§ PROVIDED MATERIAL:
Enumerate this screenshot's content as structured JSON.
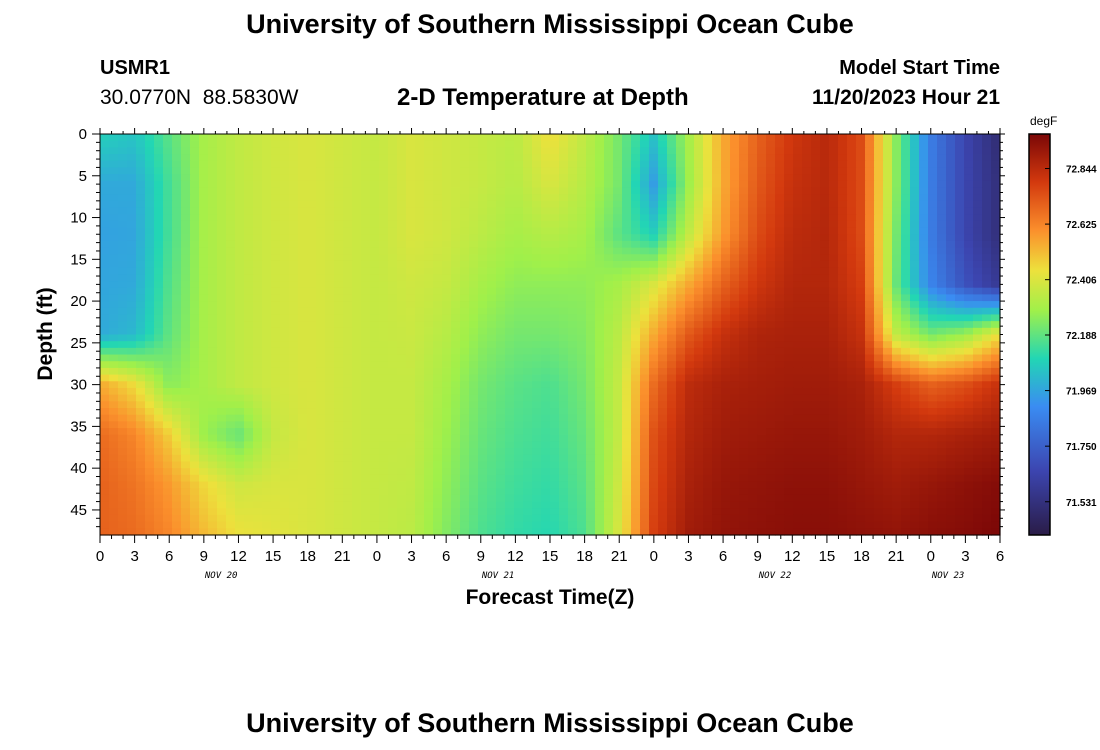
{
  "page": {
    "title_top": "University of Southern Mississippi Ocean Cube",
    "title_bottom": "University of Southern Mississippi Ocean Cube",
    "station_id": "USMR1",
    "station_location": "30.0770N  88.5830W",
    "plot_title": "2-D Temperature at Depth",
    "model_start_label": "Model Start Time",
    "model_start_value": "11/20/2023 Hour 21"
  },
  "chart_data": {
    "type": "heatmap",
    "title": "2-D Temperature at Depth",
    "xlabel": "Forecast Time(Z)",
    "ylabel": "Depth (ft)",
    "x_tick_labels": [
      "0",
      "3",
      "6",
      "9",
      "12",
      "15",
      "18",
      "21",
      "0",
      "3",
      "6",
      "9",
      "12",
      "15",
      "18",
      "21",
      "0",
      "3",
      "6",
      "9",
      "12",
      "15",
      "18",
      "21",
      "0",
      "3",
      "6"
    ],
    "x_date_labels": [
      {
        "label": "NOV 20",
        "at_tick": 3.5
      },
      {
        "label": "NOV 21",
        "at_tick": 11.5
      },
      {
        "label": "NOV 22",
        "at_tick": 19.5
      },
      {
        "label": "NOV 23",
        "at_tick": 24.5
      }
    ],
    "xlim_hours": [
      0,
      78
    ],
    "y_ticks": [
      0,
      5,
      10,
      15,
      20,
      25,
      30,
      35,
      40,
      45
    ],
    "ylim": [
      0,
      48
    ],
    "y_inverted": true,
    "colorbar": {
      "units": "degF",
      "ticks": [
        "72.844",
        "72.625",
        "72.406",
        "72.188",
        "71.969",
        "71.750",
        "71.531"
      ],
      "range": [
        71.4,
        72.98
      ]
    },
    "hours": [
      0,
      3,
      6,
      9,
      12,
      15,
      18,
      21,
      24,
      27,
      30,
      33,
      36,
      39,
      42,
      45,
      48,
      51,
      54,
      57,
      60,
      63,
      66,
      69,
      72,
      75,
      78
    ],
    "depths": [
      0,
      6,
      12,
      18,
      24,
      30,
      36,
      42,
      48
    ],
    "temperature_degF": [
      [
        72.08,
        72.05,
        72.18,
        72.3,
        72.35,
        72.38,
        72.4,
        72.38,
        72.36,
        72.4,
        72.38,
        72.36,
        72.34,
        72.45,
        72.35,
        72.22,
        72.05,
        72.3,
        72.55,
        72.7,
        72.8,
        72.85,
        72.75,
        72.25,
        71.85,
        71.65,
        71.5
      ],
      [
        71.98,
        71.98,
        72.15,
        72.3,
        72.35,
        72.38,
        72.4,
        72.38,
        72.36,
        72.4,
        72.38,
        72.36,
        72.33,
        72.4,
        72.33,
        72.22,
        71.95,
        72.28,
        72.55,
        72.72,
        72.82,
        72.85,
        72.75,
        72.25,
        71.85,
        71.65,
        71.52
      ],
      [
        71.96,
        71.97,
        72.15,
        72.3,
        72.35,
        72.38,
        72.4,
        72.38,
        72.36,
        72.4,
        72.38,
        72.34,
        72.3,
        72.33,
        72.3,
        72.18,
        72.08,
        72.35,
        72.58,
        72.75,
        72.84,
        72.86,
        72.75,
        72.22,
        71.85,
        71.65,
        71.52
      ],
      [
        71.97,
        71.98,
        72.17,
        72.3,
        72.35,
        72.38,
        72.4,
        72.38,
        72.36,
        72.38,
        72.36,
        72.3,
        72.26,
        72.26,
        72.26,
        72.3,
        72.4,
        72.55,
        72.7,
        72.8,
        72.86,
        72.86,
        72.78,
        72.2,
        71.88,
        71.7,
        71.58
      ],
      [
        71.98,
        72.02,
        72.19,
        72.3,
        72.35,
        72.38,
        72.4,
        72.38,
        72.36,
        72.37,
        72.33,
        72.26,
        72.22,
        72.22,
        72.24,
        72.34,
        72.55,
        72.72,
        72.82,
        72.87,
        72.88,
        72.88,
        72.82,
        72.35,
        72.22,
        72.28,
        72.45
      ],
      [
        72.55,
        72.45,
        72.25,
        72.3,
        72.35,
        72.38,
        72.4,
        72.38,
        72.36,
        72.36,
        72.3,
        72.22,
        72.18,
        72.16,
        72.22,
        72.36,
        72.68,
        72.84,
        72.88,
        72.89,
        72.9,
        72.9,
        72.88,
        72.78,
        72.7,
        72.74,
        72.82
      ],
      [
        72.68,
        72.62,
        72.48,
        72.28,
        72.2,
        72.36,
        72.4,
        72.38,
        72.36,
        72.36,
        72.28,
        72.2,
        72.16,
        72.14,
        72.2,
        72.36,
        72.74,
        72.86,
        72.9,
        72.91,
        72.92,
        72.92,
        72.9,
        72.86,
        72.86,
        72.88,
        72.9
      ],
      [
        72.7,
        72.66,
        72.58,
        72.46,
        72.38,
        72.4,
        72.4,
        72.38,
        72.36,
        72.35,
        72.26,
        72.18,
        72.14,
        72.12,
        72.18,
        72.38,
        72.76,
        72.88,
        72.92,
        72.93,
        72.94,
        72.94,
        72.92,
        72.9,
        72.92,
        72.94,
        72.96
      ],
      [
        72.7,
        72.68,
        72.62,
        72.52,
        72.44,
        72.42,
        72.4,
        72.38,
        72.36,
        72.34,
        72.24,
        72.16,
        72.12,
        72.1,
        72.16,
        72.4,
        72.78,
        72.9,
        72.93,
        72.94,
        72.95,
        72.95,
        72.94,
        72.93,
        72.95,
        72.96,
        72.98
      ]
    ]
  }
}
==
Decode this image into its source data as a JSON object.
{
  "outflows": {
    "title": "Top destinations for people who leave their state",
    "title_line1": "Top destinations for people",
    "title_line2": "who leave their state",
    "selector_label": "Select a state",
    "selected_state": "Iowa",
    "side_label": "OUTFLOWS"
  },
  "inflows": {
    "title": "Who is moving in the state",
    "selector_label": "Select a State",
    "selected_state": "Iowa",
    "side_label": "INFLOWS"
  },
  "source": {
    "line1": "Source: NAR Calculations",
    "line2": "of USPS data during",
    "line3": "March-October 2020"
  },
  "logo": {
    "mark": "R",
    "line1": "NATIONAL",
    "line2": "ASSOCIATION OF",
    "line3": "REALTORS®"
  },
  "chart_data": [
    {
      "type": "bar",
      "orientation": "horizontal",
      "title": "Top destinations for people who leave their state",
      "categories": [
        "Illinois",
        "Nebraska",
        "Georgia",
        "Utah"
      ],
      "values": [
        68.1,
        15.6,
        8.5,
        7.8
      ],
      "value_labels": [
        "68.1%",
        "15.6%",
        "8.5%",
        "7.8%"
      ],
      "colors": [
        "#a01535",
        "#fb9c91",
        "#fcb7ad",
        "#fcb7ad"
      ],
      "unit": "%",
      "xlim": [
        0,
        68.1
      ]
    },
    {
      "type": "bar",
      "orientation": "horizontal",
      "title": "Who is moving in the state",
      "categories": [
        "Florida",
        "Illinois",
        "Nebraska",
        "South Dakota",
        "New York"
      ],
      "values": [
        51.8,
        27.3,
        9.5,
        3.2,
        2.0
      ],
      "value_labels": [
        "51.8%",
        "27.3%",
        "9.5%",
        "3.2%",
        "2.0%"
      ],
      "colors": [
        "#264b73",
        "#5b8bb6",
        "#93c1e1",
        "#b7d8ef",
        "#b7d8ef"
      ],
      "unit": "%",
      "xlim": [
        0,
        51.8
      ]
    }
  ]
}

§ DIRECTION: Find how many lines in the listing hold "Time", and reply with that number only.

§ RESULT FOR THIS TASK: 2